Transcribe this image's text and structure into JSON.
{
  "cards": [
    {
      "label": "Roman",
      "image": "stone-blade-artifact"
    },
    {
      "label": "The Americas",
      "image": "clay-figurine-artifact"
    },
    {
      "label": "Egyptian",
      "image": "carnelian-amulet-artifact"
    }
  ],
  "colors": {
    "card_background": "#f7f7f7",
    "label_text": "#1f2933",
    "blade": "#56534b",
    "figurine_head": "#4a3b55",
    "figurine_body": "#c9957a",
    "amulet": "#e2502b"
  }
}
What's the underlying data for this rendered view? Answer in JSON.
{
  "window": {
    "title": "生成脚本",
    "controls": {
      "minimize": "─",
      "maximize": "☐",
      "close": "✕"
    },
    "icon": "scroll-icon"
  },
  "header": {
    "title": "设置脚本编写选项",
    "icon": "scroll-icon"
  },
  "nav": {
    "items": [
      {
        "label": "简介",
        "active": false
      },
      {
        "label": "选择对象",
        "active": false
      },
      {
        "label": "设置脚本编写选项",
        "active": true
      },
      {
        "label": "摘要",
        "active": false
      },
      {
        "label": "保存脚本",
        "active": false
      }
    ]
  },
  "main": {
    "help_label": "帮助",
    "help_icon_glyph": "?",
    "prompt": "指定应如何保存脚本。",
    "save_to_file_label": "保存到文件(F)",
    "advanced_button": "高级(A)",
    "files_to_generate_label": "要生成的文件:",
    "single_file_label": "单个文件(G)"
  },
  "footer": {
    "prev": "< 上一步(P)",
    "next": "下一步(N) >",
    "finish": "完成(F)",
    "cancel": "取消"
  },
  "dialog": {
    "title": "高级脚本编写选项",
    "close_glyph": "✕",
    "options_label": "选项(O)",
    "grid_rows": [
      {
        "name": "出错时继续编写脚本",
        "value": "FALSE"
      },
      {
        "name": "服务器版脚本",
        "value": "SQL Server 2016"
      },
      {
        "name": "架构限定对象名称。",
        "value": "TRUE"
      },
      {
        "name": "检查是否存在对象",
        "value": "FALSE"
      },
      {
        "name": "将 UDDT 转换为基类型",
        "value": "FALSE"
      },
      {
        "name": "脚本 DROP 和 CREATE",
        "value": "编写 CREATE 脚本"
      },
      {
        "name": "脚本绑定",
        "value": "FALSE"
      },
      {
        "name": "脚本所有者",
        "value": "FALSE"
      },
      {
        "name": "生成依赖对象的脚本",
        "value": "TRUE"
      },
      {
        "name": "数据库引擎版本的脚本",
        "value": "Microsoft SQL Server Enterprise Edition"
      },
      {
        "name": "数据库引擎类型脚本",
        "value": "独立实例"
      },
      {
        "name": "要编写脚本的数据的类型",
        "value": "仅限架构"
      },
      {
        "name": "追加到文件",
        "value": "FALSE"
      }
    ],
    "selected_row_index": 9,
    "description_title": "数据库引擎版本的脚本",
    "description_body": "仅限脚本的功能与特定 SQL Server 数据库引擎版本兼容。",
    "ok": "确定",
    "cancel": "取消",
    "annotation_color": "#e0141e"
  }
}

==

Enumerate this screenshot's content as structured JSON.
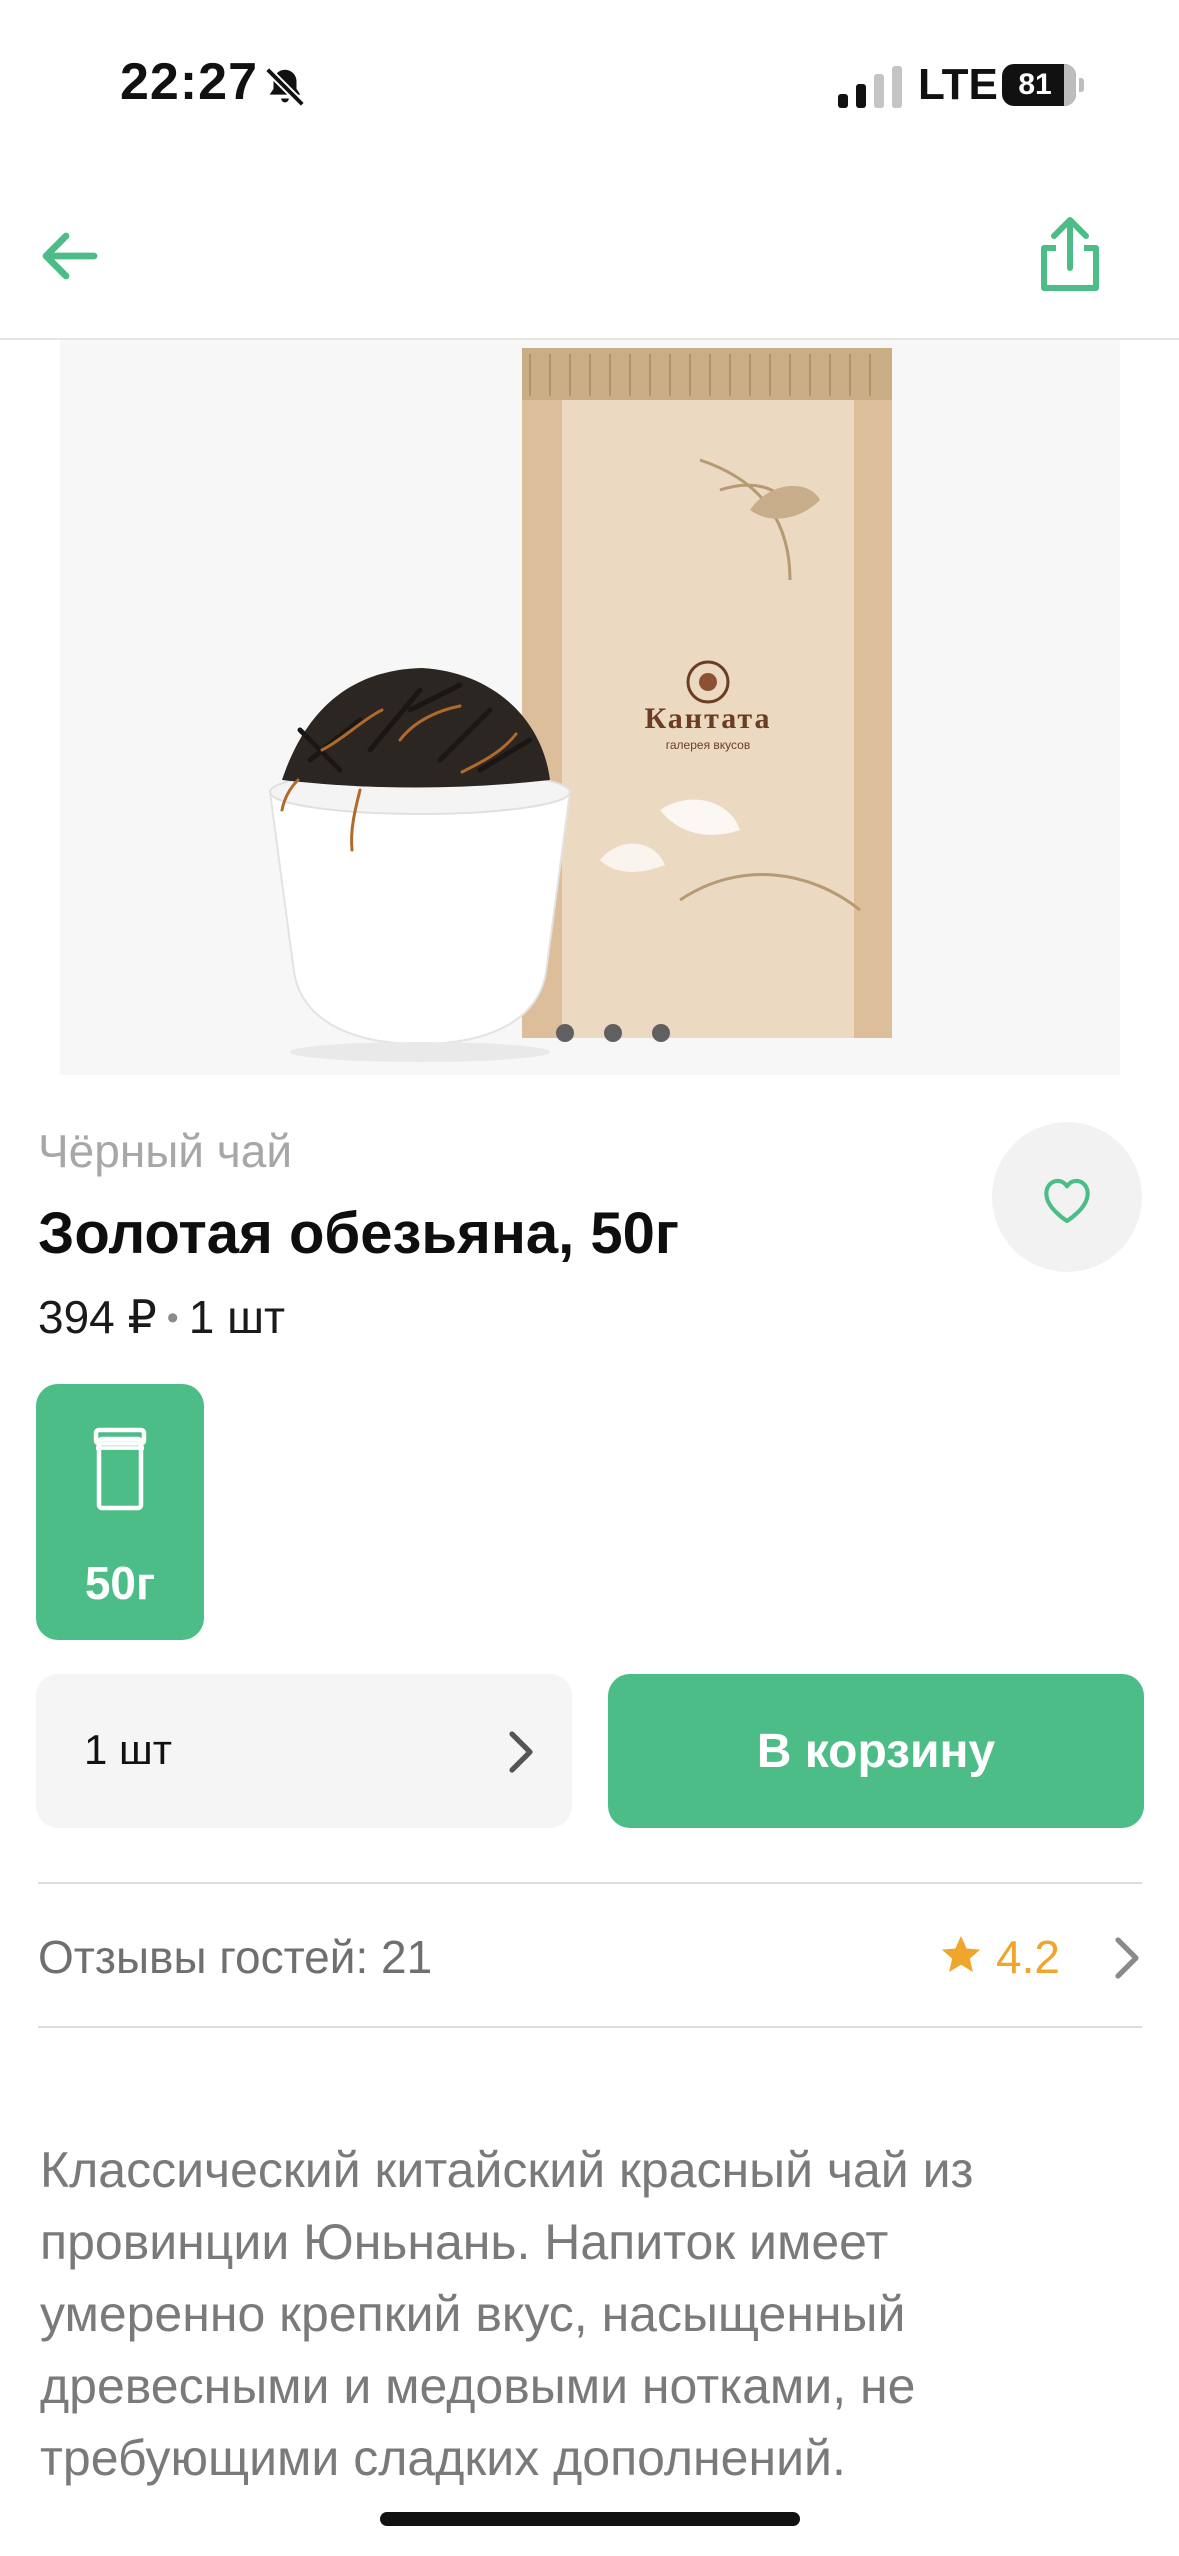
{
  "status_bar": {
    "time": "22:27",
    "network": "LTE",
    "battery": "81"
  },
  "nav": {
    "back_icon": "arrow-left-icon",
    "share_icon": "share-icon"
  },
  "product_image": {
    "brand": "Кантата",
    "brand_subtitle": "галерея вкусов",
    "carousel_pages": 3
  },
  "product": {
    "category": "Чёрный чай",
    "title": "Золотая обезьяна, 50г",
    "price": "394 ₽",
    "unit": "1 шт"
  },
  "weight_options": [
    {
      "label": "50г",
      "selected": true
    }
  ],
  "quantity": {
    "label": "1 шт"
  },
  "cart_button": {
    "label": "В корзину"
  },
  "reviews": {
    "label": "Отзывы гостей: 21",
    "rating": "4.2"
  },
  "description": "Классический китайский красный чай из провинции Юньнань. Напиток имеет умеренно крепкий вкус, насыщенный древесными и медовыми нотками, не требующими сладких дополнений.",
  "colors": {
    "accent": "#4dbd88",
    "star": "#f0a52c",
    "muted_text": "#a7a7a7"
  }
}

...

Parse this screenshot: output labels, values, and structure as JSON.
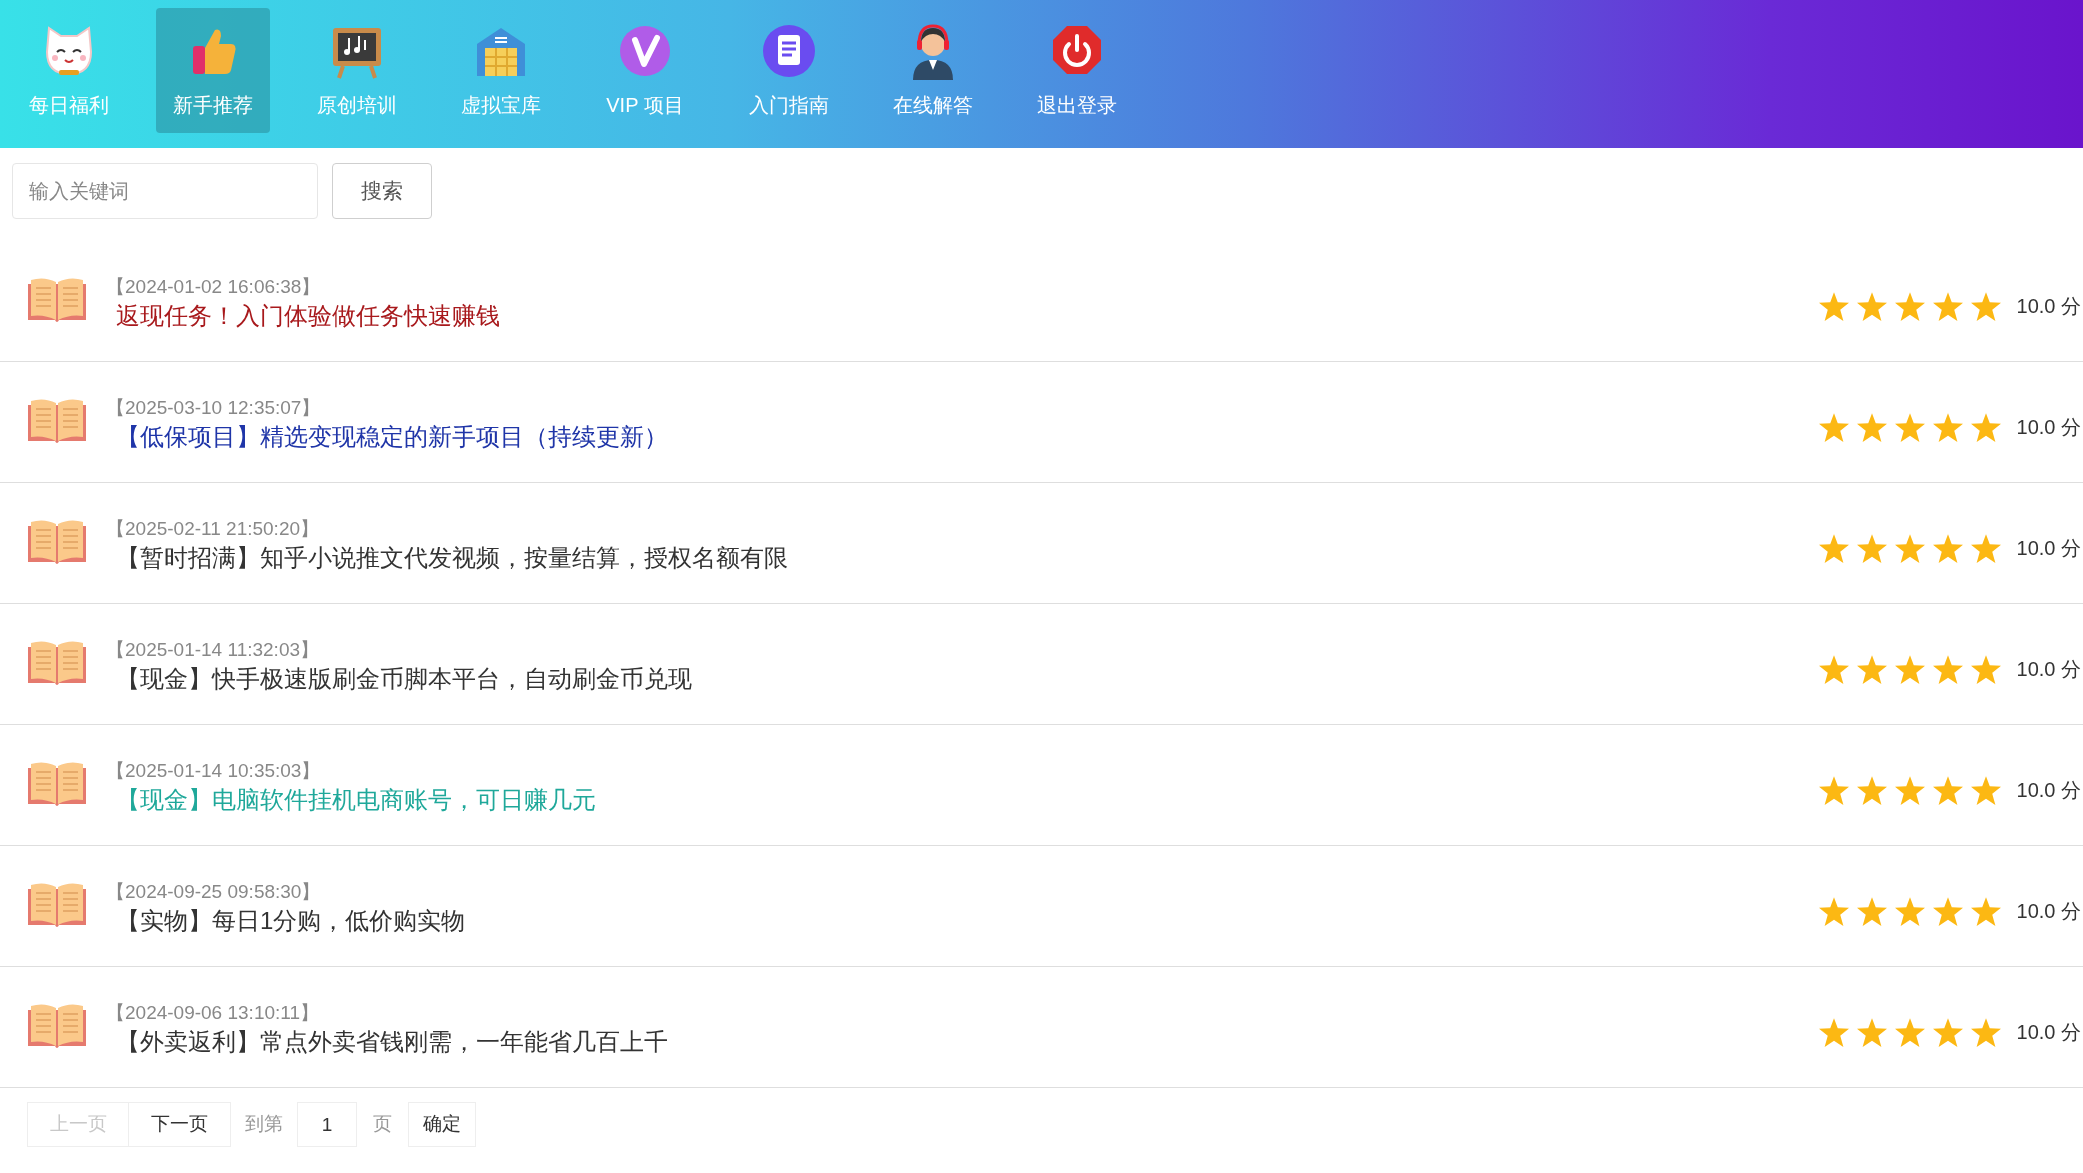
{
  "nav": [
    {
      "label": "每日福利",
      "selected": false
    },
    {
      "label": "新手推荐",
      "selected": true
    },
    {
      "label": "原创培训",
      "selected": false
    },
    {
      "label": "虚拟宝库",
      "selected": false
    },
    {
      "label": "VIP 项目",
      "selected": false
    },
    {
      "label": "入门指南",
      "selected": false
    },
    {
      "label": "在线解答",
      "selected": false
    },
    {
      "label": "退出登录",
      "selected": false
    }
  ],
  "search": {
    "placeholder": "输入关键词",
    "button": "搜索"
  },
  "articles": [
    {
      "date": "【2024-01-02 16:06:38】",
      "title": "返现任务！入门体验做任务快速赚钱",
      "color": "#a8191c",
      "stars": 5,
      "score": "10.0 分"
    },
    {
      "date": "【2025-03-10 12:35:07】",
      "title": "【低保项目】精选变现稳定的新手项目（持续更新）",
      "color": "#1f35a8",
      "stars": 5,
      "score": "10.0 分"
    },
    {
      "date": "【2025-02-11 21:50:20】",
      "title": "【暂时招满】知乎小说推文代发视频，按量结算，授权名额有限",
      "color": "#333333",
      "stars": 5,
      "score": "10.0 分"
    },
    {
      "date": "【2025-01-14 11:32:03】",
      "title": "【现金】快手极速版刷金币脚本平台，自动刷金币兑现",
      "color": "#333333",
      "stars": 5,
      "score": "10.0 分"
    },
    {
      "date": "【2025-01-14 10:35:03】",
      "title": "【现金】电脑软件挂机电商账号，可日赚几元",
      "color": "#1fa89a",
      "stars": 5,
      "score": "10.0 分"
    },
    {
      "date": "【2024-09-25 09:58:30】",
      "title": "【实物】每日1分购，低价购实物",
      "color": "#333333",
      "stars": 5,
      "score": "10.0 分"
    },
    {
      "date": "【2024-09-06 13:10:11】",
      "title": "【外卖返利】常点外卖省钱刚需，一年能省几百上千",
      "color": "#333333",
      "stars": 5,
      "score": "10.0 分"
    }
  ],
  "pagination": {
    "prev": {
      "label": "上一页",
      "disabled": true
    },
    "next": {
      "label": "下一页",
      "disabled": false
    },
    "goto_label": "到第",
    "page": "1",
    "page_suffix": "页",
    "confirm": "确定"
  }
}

THE PROBLEM:
Your task is to gather all lines from the entries above that hold the word "JSON".

TASK SOLUTION:
Transcribe this image's text and structure into JSON.
What's the underlying data for this rendered view? Answer in JSON.
Enumerate this screenshot's content as structured JSON.
Parse this screenshot: output labels, values, and structure as JSON.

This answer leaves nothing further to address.